SUPPLIED DATA.
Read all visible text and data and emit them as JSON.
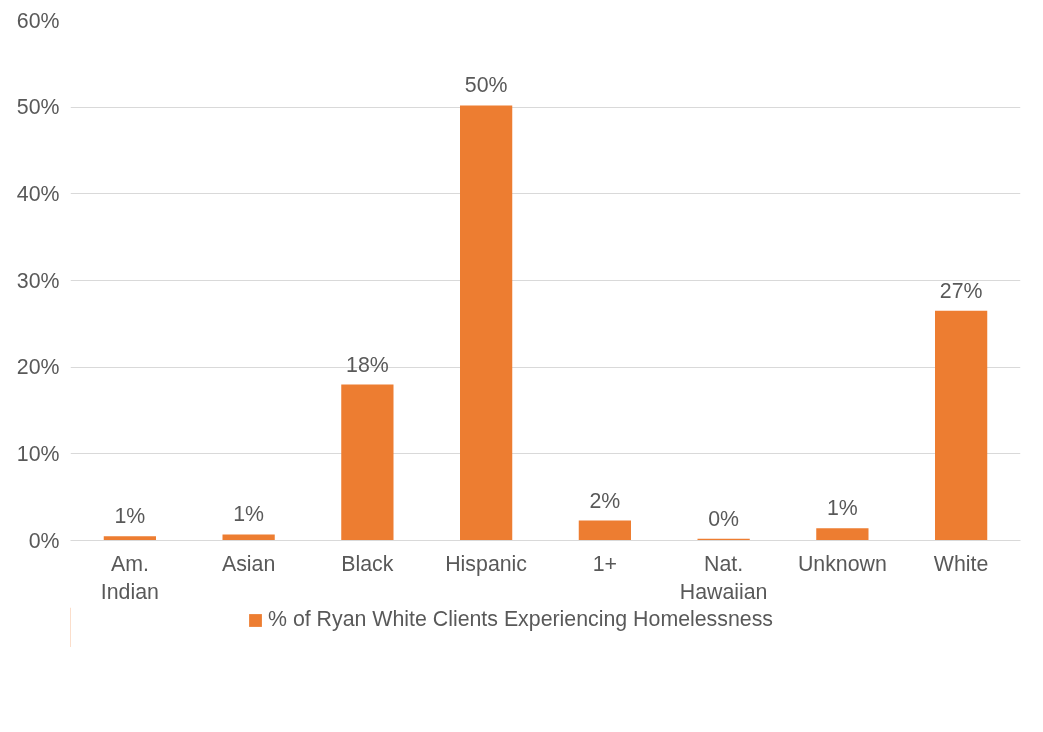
{
  "chart_data": {
    "type": "bar",
    "categories": [
      "Am. Indian",
      "Asian",
      "Black",
      "Hispanic",
      "1+",
      "Nat. Hawaiian",
      "Unknown",
      "White"
    ],
    "series": [
      {
        "name": "% of Ryan White Clients Experiencing Homelessness",
        "color": "#ed7d31",
        "values": [
          0.5,
          0.7,
          18,
          50.2,
          2.3,
          0.2,
          1.4,
          26.5
        ],
        "value_labels": [
          "1%",
          "1%",
          "18%",
          "50%",
          "2%",
          "0%",
          "1%",
          "27%"
        ]
      }
    ],
    "ylim": [
      0,
      60
    ],
    "yticks": [
      {
        "value": 0,
        "label": "0%"
      },
      {
        "value": 10,
        "label": "10%"
      },
      {
        "value": 20,
        "label": "20%"
      },
      {
        "value": 30,
        "label": "30%"
      },
      {
        "value": 40,
        "label": "40%"
      },
      {
        "value": 50,
        "label": "50%"
      },
      {
        "value": 60,
        "label": "60%"
      }
    ],
    "grid": "y",
    "legend": "bottom"
  }
}
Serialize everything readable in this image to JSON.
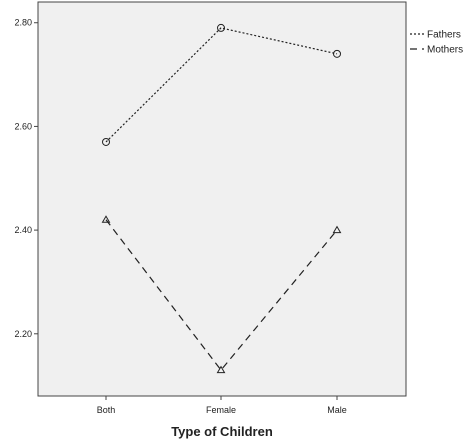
{
  "chart_data": {
    "type": "line",
    "categories": [
      "Both",
      "Female",
      "Male"
    ],
    "series": [
      {
        "name": "Fathers",
        "values": [
          2.57,
          2.79,
          2.74
        ],
        "dash": "2,2",
        "marker": "circle"
      },
      {
        "name": "Mothers",
        "values": [
          2.42,
          2.13,
          2.4
        ],
        "dash": "7,5",
        "marker": "triangle"
      }
    ],
    "xlabel": "Type of Children",
    "ylim": [
      2.08,
      2.84
    ],
    "yticks": [
      2.2,
      2.4,
      2.6,
      2.8
    ],
    "ytick_labels": [
      "2.20",
      "2.40",
      "2.60",
      "2.80"
    ],
    "legend_placement": "top-right, outside plot",
    "grid": false,
    "colors": {
      "plot_background": "#f0f0f0",
      "line": "#222222",
      "frame": "#444444"
    }
  }
}
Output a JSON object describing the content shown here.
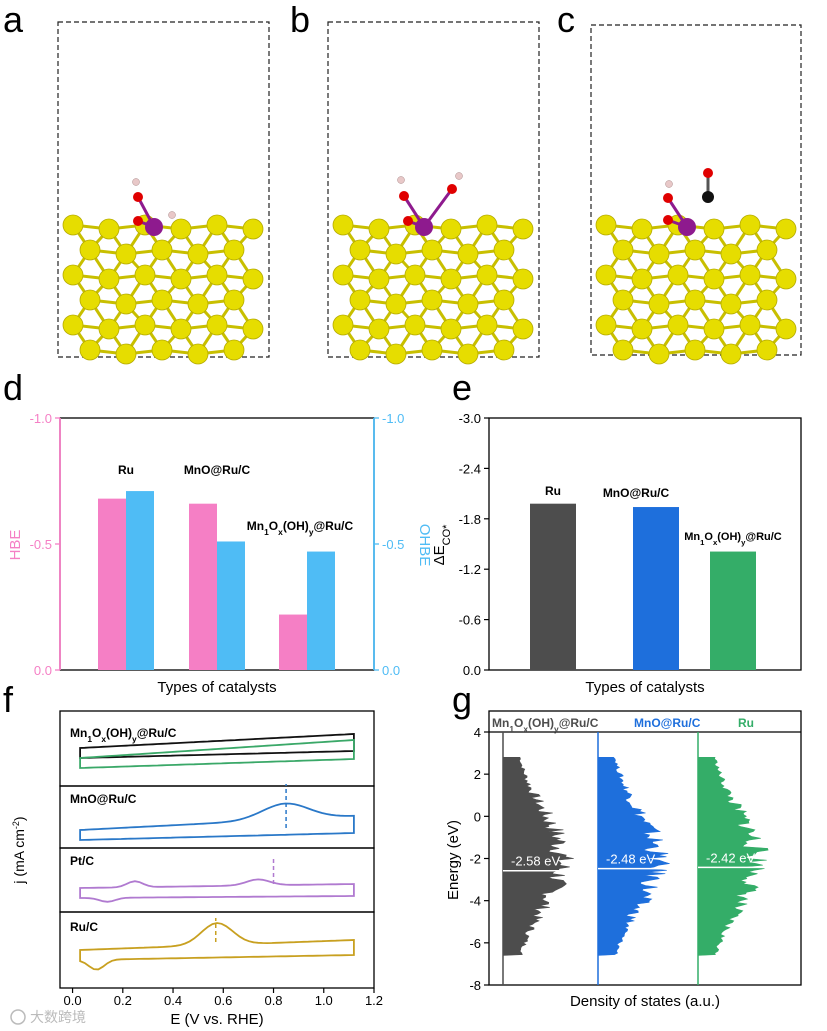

EXERCISE DESCRIPTION.
Restate each entry word for word, please, but drop any images it holds.

PROBLEM SOLUTION.
Read all visible text and data and emit them as JSON.
{
  "chart_data": {
    "type": "bar",
    "categories": [
      "Am. Indian",
      "Asian",
      "Black",
      "Hispanic",
      "1+",
      "Nat. Hawaiian",
      "Unknown",
      "White"
    ],
    "series": [
      {
        "name": "% of Ryan White Clients Experiencing Homelessness",
        "color": "#ed7d31",
        "values": [
          0.5,
          0.7,
          18,
          50.2,
          2.3,
          0.2,
          1.4,
          26.5
        ],
        "value_labels": [
          "1%",
          "1%",
          "18%",
          "50%",
          "2%",
          "0%",
          "1%",
          "27%"
        ]
      }
    ],
    "ylim": [
      0,
      60
    ],
    "yticks": [
      {
        "value": 0,
        "label": "0%"
      },
      {
        "value": 10,
        "label": "10%"
      },
      {
        "value": 20,
        "label": "20%"
      },
      {
        "value": 30,
        "label": "30%"
      },
      {
        "value": 40,
        "label": "40%"
      },
      {
        "value": 50,
        "label": "50%"
      },
      {
        "value": 60,
        "label": "60%"
      }
    ],
    "grid": "y",
    "legend": "bottom"
  }
}
Serialize everything readable in this image to JSON.
{
  "chart_data": {
    "type": "line",
    "categories": [
      "Both",
      "Female",
      "Male"
    ],
    "series": [
      {
        "name": "Fathers",
        "values": [
          2.57,
          2.79,
          2.74
        ],
        "dash": "2,2",
        "marker": "circle"
      },
      {
        "name": "Mothers",
        "values": [
          2.42,
          2.13,
          2.4
        ],
        "dash": "7,5",
        "marker": "triangle"
      }
    ],
    "xlabel": "Type of Children",
    "ylim": [
      2.08,
      2.84
    ],
    "yticks": [
      2.2,
      2.4,
      2.6,
      2.8
    ],
    "ytick_labels": [
      "2.20",
      "2.40",
      "2.60",
      "2.80"
    ],
    "legend_placement": "top-right, outside plot",
    "grid": false,
    "colors": {
      "plot_background": "#f0f0f0",
      "line": "#222222",
      "frame": "#444444"
    }
  }
}
Output a JSON object describing the content shown here.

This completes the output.